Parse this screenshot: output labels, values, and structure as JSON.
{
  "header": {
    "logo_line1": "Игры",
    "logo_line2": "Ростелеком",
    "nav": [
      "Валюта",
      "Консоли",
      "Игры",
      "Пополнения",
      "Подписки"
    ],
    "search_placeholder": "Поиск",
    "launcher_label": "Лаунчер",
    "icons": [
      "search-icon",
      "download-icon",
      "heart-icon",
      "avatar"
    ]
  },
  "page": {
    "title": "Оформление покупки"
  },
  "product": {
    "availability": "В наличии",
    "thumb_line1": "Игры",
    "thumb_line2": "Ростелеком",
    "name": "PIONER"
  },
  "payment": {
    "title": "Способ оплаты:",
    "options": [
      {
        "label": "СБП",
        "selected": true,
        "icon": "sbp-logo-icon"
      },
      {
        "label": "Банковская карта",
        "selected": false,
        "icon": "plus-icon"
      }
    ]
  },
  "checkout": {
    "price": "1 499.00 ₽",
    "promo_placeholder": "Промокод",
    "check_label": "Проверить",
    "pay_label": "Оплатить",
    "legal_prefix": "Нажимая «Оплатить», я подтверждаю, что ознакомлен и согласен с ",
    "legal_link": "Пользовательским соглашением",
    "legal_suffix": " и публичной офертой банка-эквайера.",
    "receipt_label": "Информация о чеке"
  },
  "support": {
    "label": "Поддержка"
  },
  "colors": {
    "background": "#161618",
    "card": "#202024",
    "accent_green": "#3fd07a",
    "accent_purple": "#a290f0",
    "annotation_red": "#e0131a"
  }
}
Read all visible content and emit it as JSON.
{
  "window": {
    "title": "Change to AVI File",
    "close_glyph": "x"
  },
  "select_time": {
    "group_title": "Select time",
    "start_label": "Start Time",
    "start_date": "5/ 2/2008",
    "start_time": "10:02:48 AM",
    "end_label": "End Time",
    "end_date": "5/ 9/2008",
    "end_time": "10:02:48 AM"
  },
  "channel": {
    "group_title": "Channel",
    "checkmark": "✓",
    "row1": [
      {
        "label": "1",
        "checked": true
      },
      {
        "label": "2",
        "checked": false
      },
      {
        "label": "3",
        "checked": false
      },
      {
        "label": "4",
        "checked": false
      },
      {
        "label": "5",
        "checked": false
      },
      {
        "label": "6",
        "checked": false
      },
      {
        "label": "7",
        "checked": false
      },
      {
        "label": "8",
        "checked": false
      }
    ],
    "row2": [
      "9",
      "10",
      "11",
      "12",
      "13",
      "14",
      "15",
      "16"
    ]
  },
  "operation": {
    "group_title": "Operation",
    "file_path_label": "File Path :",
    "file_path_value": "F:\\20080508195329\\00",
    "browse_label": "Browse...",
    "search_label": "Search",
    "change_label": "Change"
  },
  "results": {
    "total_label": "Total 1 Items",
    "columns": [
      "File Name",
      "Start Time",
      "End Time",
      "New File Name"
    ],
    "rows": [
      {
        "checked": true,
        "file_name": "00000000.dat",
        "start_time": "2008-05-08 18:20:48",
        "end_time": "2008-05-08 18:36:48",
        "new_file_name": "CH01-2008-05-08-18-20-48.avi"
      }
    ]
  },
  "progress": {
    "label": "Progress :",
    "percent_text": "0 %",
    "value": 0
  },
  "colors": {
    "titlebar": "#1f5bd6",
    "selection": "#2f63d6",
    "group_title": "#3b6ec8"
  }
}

> Description of the task:
Please repeat all the records above exactly as they appear.

> Full output:
Parse this screenshot: output labels, values, and structure as JSON.
{
  "header": {
    "logo_line1": "Игры",
    "logo_line2": "Ростелеком",
    "nav": [
      "Валюта",
      "Консоли",
      "Игры",
      "Пополнения",
      "Подписки"
    ],
    "search_placeholder": "Поиск",
    "launcher_label": "Лаунчер",
    "icons": [
      "search-icon",
      "download-icon",
      "heart-icon",
      "avatar"
    ]
  },
  "page": {
    "title": "Оформление покупки"
  },
  "product": {
    "availability": "В наличии",
    "thumb_line1": "Игры",
    "thumb_line2": "Ростелеком",
    "name": "PIONER"
  },
  "payment": {
    "title": "Способ оплаты:",
    "options": [
      {
        "label": "СБП",
        "selected": true,
        "icon": "sbp-logo-icon"
      },
      {
        "label": "Банковская карта",
        "selected": false,
        "icon": "plus-icon"
      }
    ]
  },
  "checkout": {
    "price": "1 499.00 ₽",
    "promo_placeholder": "Промокод",
    "check_label": "Проверить",
    "pay_label": "Оплатить",
    "legal_prefix": "Нажимая «Оплатить», я подтверждаю, что ознакомлен и согласен с ",
    "legal_link": "Пользовательским соглашением",
    "legal_suffix": " и публичной офертой банка-эквайера.",
    "receipt_label": "Информация о чеке"
  },
  "support": {
    "label": "Поддержка"
  },
  "colors": {
    "background": "#161618",
    "card": "#202024",
    "accent_green": "#3fd07a",
    "accent_purple": "#a290f0",
    "annotation_red": "#e0131a"
  }
}
Read all visible content and emit it as JSON.
{
  "window": {
    "title": "Change to AVI File",
    "close_glyph": "x"
  },
  "select_time": {
    "group_title": "Select time",
    "start_label": "Start Time",
    "start_date": "5/ 2/2008",
    "start_time": "10:02:48 AM",
    "end_label": "End Time",
    "end_date": "5/ 9/2008",
    "end_time": "10:02:48 AM"
  },
  "channel": {
    "group_title": "Channel",
    "checkmark": "✓",
    "row1": [
      {
        "label": "1",
        "checked": true
      },
      {
        "label": "2",
        "checked": false
      },
      {
        "label": "3",
        "checked": false
      },
      {
        "label": "4",
        "checked": false
      },
      {
        "label": "5",
        "checked": false
      },
      {
        "label": "6",
        "checked": false
      },
      {
        "label": "7",
        "checked": false
      },
      {
        "label": "8",
        "checked": false
      }
    ],
    "row2": [
      "9",
      "10",
      "11",
      "12",
      "13",
      "14",
      "15",
      "16"
    ]
  },
  "operation": {
    "group_title": "Operation",
    "file_path_label": "File Path :",
    "file_path_value": "F:\\20080508195329\\00",
    "browse_label": "Browse...",
    "search_label": "Search",
    "change_label": "Change"
  },
  "results": {
    "total_label": "Total 1 Items",
    "columns": [
      "File Name",
      "Start Time",
      "End Time",
      "New File Name"
    ],
    "rows": [
      {
        "checked": true,
        "file_name": "00000000.dat",
        "start_time": "2008-05-08 18:20:48",
        "end_time": "2008-05-08 18:36:48",
        "new_file_name": "CH01-2008-05-08-18-20-48.avi"
      }
    ]
  },
  "progress": {
    "label": "Progress :",
    "percent_text": "0 %",
    "value": 0
  },
  "colors": {
    "titlebar": "#1f5bd6",
    "selection": "#2f63d6",
    "group_title": "#3b6ec8"
  }
}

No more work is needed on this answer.